EXERCISE BRIEF: Give only the number of lines in the listing below where the string "Producer" occurs.

________

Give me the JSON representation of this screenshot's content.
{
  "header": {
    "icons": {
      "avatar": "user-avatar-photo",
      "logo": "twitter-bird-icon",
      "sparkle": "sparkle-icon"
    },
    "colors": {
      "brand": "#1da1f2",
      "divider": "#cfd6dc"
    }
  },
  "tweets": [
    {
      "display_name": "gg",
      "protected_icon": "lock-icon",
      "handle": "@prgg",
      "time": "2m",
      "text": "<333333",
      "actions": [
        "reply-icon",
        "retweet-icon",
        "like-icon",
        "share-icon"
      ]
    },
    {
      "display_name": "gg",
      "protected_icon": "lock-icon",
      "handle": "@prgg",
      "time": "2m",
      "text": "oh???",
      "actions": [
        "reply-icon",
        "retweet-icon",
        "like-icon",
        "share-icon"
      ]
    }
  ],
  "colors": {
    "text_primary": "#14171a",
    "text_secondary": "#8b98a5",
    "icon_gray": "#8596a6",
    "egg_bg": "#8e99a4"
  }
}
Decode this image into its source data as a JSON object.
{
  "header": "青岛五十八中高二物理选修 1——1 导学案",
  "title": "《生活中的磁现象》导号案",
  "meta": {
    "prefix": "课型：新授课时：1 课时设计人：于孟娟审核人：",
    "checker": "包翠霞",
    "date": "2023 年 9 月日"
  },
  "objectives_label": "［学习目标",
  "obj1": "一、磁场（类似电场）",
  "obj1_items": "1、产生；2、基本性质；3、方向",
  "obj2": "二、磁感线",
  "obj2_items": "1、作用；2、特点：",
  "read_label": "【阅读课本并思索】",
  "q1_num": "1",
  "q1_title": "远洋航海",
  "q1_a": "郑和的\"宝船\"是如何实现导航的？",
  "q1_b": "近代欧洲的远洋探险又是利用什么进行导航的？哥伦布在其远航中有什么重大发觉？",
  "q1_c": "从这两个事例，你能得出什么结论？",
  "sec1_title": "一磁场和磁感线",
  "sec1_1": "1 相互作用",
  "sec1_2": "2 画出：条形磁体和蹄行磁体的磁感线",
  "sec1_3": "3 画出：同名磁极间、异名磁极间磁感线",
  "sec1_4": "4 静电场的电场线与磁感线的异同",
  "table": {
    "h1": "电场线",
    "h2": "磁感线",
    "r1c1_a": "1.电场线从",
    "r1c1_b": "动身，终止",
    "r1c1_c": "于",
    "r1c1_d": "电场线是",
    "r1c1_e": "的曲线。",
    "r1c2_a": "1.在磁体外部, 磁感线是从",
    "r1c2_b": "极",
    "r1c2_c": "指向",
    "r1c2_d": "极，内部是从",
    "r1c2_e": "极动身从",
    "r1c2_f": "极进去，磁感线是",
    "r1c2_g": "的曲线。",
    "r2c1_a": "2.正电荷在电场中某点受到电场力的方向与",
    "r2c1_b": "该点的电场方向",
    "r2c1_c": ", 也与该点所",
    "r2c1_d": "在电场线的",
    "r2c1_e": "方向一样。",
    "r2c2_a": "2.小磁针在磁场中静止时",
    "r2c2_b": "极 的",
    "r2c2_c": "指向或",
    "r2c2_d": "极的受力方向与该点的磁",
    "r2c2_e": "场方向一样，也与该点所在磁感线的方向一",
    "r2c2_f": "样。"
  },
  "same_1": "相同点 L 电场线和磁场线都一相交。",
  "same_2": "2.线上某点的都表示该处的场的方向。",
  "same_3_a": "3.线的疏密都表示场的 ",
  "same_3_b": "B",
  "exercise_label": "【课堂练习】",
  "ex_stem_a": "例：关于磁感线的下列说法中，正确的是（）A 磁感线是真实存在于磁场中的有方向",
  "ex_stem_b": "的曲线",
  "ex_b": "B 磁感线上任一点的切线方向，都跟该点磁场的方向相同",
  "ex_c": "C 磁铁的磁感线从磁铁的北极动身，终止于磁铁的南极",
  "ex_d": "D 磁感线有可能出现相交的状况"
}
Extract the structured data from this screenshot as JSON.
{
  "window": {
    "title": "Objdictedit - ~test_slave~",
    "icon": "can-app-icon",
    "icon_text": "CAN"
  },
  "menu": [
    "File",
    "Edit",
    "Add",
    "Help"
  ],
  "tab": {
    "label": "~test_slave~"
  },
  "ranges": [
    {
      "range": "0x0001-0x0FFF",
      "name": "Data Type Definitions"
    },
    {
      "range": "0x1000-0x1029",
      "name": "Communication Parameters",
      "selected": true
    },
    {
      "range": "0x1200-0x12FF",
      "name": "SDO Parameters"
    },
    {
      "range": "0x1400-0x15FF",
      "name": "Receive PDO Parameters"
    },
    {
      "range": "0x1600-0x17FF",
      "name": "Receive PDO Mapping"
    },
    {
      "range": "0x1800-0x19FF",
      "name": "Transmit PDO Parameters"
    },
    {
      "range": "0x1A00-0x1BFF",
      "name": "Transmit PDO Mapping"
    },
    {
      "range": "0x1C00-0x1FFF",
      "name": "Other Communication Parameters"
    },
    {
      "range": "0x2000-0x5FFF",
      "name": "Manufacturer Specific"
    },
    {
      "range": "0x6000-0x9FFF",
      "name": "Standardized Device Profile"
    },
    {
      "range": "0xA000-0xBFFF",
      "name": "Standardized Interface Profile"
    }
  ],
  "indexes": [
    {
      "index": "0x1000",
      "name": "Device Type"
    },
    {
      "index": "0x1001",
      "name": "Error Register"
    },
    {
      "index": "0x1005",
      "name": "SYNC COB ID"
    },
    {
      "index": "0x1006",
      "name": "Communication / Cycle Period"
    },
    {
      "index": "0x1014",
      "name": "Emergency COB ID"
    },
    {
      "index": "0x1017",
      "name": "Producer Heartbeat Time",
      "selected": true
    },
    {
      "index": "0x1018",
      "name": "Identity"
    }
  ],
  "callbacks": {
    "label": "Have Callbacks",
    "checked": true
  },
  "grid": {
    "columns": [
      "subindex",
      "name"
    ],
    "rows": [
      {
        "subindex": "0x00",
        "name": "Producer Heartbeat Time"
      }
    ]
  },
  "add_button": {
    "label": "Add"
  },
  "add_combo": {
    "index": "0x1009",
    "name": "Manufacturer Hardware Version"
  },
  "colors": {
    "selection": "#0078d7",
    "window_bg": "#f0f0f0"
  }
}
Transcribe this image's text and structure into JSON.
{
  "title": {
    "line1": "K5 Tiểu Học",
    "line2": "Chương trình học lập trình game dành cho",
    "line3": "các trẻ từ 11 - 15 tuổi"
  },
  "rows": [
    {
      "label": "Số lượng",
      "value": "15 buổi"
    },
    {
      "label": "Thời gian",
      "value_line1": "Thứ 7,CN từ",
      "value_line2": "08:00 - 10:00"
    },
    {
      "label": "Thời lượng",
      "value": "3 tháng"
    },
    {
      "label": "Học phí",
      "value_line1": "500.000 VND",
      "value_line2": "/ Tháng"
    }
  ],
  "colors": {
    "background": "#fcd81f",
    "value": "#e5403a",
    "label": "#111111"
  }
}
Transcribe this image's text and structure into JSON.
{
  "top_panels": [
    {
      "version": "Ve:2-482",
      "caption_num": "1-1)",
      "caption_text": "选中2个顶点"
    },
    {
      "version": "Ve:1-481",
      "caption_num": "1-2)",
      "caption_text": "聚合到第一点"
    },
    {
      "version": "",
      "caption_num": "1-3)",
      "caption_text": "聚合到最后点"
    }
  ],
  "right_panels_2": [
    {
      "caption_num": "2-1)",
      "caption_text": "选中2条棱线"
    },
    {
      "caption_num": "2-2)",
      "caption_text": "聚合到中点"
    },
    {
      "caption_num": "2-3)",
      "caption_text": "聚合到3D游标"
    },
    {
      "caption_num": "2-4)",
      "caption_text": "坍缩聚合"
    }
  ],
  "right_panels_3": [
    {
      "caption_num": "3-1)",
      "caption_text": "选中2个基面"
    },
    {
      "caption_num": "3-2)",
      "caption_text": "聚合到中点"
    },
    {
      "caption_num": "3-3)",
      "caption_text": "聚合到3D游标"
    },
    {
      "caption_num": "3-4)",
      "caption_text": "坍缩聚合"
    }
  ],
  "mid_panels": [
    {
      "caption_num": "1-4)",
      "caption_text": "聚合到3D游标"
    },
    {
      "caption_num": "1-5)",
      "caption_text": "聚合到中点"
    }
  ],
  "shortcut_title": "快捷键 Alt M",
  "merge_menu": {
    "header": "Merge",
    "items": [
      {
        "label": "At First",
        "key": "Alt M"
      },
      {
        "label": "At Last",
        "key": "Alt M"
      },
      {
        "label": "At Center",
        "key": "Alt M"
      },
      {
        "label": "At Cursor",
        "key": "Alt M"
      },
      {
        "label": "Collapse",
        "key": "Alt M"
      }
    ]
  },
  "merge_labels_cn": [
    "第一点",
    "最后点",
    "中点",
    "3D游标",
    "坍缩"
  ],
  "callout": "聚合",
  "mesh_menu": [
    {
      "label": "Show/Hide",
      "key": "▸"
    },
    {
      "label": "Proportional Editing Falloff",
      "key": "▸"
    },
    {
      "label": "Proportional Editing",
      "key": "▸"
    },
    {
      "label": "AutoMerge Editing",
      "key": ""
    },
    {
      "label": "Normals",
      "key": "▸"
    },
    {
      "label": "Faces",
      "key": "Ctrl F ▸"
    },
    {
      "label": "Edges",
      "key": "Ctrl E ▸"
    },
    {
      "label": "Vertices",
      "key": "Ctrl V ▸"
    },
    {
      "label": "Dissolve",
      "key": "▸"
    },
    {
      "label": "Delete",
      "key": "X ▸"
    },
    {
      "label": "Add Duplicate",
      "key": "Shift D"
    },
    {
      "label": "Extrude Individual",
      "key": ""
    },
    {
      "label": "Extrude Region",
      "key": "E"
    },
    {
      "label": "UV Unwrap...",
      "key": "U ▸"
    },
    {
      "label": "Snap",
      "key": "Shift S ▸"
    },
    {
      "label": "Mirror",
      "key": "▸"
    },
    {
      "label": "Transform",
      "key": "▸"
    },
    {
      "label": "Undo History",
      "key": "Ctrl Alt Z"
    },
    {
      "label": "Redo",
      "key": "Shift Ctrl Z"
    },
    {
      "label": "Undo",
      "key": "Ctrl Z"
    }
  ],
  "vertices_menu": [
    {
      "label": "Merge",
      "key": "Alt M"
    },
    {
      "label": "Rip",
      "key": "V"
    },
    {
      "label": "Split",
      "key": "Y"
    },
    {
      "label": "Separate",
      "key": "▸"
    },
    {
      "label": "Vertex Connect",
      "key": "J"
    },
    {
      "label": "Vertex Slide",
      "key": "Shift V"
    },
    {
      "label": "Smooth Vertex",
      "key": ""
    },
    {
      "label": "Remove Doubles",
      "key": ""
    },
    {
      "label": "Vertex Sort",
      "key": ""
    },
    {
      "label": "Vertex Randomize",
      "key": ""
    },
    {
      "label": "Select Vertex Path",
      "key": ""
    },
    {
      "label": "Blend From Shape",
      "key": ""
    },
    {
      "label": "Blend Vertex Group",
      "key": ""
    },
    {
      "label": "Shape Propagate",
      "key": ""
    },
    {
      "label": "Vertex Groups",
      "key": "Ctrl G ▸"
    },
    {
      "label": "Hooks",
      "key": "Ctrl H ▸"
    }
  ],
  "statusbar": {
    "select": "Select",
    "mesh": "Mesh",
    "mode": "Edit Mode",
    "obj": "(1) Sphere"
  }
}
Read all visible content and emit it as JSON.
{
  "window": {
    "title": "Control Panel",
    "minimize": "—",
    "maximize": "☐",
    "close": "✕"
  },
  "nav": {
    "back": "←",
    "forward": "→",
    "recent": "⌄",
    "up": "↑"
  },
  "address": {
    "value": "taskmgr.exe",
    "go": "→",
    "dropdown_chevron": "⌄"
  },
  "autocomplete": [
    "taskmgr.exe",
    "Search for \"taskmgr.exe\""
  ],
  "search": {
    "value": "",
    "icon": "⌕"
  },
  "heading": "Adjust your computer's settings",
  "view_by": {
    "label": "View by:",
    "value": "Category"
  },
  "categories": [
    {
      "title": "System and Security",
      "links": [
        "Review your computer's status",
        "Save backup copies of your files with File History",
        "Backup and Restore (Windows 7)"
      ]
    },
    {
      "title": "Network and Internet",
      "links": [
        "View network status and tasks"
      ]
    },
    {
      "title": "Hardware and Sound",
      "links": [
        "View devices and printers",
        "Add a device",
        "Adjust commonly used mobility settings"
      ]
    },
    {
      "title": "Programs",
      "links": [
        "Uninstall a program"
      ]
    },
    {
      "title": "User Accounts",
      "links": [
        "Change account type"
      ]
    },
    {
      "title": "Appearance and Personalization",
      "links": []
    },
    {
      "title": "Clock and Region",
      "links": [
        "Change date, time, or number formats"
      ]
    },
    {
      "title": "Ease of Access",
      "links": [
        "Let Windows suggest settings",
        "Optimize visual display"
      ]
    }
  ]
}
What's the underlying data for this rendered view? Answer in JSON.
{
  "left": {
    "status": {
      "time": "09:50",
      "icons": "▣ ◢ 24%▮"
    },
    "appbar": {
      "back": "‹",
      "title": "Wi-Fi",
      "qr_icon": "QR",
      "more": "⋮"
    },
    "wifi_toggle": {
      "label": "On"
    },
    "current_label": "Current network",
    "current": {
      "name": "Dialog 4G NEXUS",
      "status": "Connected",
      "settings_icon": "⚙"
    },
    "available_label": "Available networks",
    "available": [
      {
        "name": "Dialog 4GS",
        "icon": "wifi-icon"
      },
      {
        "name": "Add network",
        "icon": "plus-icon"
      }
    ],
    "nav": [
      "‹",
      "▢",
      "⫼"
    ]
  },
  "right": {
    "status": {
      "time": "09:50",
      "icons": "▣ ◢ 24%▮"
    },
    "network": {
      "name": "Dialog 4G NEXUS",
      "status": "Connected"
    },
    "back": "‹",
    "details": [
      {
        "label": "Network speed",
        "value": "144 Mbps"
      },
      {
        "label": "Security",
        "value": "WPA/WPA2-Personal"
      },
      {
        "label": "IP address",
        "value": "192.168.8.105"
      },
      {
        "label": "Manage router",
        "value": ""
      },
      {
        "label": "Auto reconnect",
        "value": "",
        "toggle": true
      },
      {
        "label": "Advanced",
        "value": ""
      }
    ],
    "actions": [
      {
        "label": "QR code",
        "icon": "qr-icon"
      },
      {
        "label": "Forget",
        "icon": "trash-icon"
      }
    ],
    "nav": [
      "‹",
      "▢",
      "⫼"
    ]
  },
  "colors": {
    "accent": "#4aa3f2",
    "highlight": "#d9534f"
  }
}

________

SOLUTION FOR THIS EXERCISE: 2